* DATA RECORDS

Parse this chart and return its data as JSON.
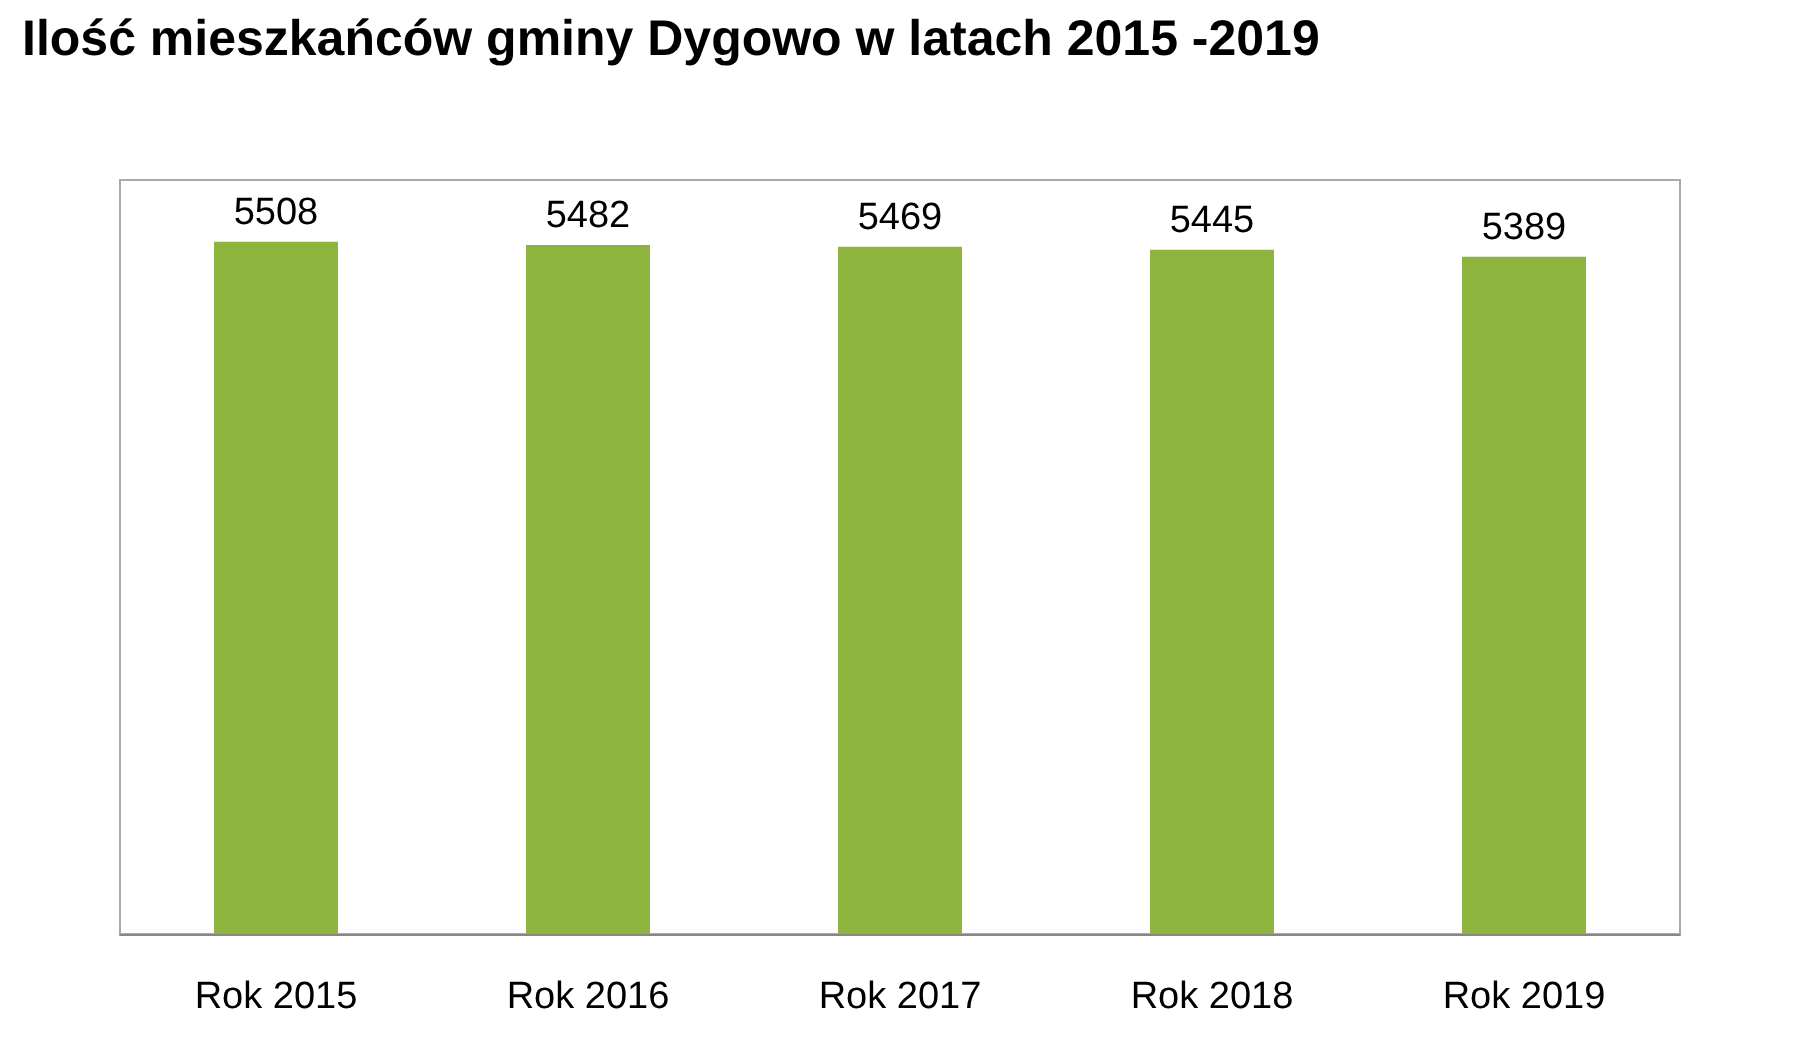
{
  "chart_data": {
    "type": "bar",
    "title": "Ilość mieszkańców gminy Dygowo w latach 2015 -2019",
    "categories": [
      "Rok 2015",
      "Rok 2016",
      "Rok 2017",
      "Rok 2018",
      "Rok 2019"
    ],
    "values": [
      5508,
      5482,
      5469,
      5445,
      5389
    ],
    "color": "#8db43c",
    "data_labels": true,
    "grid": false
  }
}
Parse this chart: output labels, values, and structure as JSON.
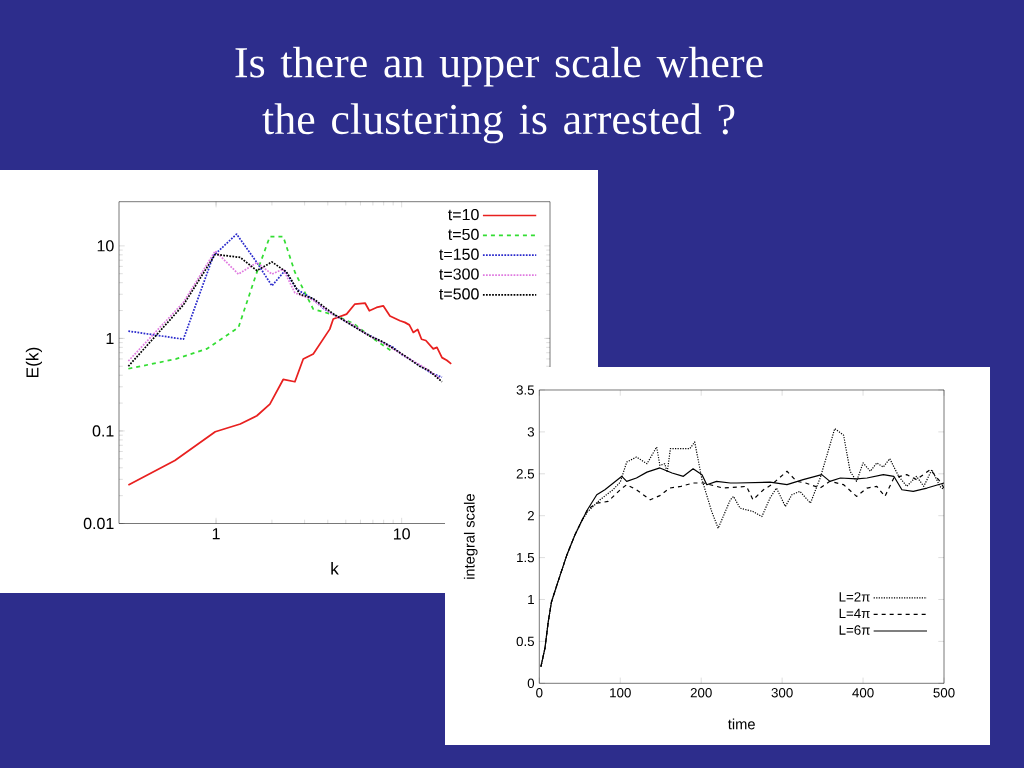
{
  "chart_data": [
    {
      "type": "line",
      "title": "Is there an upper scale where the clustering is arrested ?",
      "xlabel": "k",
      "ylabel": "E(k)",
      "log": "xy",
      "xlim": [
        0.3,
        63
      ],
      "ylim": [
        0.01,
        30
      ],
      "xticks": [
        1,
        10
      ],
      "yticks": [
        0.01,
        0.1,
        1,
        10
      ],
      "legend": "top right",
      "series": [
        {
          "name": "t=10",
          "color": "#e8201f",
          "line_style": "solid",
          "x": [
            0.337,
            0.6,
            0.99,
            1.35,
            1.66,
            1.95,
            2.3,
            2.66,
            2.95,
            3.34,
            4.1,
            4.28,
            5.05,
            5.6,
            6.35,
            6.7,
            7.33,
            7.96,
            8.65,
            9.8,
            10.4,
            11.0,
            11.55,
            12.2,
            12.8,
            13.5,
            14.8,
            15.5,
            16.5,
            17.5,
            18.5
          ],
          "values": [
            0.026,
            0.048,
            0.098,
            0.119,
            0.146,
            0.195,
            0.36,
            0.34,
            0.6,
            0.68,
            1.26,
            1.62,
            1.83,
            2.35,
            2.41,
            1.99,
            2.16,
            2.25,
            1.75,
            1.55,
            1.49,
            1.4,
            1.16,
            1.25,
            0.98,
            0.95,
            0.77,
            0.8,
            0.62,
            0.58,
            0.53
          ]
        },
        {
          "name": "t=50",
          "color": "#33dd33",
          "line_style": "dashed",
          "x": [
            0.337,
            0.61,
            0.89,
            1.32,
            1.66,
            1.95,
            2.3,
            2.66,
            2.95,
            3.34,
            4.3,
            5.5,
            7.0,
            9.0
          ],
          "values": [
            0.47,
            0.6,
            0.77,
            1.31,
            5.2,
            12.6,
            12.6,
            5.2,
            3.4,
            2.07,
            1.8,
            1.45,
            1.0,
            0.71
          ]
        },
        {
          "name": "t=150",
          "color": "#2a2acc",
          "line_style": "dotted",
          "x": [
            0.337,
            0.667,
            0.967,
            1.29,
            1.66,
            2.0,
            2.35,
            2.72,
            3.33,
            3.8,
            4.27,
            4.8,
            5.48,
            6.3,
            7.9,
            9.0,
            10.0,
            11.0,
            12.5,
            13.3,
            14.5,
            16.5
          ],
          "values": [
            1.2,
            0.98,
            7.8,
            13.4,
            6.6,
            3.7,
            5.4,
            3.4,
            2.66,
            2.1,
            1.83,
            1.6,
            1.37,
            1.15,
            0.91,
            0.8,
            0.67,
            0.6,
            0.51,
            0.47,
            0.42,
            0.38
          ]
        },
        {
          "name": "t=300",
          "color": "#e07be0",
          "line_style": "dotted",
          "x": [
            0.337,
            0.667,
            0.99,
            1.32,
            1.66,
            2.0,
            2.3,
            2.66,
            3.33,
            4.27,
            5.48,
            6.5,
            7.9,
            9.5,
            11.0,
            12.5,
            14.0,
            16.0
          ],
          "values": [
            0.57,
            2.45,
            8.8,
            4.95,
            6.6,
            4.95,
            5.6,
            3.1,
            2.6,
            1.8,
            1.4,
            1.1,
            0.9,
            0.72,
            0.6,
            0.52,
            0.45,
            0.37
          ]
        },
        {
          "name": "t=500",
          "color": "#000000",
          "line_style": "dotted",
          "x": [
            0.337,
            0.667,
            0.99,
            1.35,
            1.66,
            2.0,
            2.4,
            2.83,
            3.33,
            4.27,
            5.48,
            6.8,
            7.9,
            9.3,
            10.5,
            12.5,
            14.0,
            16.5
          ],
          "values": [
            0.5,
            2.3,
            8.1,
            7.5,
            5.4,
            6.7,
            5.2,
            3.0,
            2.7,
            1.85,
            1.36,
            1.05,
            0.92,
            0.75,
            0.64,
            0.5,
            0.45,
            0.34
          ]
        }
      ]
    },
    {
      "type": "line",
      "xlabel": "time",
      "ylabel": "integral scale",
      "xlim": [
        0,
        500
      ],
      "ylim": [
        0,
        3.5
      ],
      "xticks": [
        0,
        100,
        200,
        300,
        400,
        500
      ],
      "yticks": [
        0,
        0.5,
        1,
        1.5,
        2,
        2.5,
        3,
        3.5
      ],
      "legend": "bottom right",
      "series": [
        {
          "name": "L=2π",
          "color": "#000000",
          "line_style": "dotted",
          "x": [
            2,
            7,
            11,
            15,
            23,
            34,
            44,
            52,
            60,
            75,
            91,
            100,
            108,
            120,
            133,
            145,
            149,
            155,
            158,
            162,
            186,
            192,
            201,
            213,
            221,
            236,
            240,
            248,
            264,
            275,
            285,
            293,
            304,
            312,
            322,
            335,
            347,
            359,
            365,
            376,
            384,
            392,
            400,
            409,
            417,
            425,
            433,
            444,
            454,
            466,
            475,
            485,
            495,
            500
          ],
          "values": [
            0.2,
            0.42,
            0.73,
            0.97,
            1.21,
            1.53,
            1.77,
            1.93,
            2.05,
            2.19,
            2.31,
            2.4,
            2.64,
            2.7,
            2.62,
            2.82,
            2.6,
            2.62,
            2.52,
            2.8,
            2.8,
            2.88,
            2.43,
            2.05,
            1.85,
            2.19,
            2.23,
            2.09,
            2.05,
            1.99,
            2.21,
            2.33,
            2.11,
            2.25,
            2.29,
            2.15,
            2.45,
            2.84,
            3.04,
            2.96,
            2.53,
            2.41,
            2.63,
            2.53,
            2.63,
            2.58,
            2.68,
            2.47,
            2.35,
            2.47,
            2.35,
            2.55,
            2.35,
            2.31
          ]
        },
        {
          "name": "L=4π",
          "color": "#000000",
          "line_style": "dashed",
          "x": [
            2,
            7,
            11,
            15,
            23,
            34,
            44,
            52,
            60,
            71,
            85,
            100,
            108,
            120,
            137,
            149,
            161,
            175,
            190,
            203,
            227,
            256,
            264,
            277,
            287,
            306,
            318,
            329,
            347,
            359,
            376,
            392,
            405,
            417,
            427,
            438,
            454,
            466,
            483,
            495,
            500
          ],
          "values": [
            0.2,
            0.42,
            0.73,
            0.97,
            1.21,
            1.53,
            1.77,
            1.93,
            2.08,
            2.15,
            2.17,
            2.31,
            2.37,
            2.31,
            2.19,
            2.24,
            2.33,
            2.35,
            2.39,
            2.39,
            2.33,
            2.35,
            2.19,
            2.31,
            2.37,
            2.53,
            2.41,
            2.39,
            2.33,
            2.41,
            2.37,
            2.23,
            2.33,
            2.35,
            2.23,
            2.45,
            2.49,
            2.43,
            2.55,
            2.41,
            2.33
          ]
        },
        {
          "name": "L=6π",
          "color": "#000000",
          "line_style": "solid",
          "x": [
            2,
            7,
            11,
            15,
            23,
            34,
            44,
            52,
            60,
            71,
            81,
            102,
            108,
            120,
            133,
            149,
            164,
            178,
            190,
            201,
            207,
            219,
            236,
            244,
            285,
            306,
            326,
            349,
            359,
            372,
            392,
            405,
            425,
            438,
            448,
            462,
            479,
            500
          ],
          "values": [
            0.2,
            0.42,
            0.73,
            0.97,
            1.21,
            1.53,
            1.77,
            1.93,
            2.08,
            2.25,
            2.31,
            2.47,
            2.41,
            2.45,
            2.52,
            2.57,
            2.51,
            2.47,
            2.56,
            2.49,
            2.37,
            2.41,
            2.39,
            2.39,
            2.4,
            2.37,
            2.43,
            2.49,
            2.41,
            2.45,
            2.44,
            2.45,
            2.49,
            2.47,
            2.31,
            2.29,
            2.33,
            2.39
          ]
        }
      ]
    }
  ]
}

* WHAT THE EXERCISE ASKS
Every line in the data that holds "scale" should be copied out.

* WRITTEN ANSWER
      "title": "Is there an upper scale where the clustering is arrested ?",
      "ylabel": "integral scale",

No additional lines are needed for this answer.